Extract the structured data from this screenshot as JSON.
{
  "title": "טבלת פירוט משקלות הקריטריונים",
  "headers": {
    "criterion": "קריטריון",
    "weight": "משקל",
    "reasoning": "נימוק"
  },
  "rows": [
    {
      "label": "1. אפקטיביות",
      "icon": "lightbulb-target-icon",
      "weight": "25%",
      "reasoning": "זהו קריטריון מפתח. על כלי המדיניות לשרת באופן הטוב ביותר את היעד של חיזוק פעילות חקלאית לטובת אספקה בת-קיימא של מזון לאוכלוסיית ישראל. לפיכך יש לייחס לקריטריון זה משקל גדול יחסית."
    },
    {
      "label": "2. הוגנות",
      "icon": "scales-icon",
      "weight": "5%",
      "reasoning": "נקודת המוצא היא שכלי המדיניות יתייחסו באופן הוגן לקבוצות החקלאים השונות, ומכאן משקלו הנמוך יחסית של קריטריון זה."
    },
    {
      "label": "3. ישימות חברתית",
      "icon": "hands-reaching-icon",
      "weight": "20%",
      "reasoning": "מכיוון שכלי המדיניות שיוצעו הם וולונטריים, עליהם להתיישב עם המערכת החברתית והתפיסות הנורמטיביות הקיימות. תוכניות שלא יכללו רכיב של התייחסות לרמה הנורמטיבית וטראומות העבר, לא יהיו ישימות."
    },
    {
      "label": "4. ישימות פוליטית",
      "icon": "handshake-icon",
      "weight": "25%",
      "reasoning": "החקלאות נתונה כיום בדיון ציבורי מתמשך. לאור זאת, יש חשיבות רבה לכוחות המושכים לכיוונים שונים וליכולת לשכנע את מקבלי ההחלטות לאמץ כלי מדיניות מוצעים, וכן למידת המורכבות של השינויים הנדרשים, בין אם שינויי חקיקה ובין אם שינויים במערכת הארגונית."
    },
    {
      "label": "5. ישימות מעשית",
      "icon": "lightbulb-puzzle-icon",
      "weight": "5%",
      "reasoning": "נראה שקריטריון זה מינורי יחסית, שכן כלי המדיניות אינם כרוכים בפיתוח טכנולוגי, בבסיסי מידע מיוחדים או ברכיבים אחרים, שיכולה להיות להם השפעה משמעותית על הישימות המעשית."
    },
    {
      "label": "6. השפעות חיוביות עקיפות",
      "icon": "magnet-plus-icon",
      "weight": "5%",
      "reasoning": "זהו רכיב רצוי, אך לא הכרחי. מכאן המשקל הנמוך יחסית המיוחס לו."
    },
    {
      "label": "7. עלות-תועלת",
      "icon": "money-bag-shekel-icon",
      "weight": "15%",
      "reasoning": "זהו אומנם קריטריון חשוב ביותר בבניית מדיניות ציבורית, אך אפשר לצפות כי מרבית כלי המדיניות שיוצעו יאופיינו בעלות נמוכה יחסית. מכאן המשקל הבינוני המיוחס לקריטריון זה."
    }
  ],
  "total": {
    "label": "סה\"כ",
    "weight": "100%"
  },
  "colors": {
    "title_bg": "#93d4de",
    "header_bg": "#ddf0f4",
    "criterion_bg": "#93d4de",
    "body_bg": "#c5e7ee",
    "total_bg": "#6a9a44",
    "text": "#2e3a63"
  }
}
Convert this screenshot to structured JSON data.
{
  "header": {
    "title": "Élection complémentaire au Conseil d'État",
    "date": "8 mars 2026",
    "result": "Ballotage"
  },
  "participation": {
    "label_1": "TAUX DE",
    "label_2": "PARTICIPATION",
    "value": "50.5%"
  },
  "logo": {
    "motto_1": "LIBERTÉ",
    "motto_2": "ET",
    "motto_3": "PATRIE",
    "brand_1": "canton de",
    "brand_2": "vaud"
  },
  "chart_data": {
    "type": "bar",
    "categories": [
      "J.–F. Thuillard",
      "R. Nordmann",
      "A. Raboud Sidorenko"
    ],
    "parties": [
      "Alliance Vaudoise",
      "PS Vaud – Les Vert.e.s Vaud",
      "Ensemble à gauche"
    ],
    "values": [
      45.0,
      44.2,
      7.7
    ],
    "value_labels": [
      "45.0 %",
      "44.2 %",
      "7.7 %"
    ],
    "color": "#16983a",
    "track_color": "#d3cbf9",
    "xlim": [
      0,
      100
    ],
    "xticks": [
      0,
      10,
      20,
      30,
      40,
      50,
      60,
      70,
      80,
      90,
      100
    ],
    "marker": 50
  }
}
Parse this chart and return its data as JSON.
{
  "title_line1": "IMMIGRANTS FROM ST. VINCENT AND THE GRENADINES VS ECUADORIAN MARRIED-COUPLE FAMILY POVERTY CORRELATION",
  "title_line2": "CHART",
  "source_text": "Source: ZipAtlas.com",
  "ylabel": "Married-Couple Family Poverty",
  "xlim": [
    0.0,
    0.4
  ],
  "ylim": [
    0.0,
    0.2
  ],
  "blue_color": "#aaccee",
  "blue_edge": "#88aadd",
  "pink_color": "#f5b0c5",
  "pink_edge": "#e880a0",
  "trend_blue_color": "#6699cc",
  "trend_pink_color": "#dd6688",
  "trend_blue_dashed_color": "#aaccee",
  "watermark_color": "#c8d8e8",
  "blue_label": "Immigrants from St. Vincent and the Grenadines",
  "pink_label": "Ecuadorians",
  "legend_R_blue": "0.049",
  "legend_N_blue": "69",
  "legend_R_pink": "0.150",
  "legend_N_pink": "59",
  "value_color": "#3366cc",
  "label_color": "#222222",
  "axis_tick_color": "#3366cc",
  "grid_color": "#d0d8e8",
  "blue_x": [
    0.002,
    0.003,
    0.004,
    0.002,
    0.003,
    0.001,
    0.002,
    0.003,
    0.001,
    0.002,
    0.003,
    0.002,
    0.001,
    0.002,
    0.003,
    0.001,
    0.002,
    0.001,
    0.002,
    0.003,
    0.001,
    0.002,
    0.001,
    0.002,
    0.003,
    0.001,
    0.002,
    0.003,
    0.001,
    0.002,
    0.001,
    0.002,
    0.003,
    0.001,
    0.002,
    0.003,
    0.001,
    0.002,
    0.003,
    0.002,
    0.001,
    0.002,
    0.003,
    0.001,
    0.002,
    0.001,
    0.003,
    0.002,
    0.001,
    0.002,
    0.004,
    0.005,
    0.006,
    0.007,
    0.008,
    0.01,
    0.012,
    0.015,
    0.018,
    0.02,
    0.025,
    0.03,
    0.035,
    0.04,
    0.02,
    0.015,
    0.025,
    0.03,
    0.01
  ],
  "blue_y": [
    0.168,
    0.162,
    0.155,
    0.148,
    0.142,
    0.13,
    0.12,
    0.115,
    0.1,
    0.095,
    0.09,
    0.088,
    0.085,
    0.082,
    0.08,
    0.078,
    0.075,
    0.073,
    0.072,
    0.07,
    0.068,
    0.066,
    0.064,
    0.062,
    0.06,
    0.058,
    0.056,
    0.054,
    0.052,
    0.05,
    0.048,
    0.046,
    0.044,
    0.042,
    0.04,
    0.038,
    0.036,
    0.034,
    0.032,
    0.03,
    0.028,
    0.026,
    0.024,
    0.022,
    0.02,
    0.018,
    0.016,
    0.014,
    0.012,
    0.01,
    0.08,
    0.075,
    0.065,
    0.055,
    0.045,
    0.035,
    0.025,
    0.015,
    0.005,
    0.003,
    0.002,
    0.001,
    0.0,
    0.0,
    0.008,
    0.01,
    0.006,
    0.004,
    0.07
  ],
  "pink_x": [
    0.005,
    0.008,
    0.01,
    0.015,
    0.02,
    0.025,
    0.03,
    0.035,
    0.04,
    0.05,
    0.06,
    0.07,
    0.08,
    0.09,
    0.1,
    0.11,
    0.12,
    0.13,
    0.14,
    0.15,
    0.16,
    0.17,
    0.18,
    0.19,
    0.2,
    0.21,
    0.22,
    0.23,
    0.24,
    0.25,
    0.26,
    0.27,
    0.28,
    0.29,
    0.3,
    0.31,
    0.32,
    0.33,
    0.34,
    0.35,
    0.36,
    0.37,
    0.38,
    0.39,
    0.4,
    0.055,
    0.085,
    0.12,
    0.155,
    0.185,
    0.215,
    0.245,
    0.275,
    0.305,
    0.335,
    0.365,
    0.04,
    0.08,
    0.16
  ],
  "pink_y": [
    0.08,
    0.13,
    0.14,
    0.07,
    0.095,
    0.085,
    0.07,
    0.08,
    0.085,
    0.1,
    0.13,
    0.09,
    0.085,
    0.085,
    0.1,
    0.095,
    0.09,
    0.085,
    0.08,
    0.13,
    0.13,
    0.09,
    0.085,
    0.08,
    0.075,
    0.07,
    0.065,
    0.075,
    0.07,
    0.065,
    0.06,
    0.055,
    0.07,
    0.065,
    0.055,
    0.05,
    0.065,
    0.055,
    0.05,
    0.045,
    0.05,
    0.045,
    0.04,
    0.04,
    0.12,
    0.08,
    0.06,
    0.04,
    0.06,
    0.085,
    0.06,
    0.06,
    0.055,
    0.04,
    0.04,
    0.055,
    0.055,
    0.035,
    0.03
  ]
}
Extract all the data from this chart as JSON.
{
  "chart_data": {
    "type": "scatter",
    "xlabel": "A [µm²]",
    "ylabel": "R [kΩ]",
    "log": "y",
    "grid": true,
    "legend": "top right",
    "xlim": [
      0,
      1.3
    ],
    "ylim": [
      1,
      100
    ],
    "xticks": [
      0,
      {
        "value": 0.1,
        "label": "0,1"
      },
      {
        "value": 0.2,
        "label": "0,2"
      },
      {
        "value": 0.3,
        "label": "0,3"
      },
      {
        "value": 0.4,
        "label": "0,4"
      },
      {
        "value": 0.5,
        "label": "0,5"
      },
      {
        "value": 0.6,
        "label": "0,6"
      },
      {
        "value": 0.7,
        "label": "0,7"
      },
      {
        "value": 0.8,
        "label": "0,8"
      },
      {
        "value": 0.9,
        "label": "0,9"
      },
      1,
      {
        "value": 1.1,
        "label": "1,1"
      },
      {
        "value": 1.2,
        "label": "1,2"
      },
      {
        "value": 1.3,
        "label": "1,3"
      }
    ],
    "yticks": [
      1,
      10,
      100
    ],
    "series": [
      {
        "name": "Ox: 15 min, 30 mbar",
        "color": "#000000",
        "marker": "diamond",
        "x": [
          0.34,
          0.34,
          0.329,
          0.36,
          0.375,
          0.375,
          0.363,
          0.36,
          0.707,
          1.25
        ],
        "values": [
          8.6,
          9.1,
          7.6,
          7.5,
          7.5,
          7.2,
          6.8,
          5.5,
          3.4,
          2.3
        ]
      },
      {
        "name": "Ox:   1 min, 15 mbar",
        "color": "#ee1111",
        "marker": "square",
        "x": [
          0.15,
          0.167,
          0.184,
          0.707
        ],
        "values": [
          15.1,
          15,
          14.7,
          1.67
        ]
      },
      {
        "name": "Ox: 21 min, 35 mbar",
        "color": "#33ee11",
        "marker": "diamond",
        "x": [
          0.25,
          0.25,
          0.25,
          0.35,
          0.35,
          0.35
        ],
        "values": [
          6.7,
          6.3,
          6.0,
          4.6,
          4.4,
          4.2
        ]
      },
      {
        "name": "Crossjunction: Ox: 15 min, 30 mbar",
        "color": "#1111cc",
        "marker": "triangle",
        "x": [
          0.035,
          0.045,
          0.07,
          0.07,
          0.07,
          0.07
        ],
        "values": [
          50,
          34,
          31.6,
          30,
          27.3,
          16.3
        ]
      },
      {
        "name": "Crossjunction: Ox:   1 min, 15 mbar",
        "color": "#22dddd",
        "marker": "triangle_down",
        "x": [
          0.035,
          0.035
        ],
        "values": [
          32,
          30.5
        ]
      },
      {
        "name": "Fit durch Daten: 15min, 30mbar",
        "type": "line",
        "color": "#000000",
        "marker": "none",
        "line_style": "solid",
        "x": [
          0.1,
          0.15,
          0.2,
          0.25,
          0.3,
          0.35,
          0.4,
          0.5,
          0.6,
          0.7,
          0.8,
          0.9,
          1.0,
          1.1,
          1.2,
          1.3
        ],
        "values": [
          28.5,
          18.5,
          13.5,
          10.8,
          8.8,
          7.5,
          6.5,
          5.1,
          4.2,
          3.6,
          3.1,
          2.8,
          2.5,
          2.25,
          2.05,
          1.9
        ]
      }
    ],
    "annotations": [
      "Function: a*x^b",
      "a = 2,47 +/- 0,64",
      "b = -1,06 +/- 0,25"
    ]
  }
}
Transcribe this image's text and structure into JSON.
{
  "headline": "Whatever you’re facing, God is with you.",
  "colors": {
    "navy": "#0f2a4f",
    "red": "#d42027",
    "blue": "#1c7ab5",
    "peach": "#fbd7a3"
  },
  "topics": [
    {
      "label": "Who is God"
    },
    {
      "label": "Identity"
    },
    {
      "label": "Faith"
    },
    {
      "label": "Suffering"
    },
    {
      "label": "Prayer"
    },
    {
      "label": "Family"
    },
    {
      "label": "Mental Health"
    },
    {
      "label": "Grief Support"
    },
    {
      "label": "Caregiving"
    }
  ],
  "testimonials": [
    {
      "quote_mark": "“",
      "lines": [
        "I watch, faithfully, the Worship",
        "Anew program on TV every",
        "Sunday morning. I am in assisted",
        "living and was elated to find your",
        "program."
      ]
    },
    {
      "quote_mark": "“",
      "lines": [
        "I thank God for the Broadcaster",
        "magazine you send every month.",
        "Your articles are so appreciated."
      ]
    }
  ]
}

------

Task description: Repeat only the stretch of lines that begins at the line containing "Transcribe this image's" and ends at the last line above, both included.

Solution:
Transcribe this image's text and structure into JSON.
{
  "headline": "Whatever you’re facing, God is with you.",
  "colors": {
    "navy": "#0f2a4f",
    "red": "#d42027",
    "blue": "#1c7ab5",
    "peach": "#fbd7a3"
  },
  "topics": [
    {
      "label": "Who is God"
    },
    {
      "label": "Identity"
    },
    {
      "label": "Faith"
    },
    {
      "label": "Suffering"
    },
    {
      "label": "Prayer"
    },
    {
      "label": "Family"
    },
    {
      "label": "Mental Health"
    },
    {
      "label": "Grief Support"
    },
    {
      "label": "Caregiving"
    }
  ],
  "testimonials": [
    {
      "quote_mark": "“",
      "lines": [
        "I watch, faithfully, the Worship",
        "Anew program on TV every",
        "Sunday morning. I am in assisted",
        "living and was elated to find your",
        "program."
      ]
    },
    {
      "quote_mark": "“",
      "lines": [
        "I thank God for the Broadcaster",
        "magazine you send every month.",
        "Your articles are so appreciated."
      ]
    }
  ]
}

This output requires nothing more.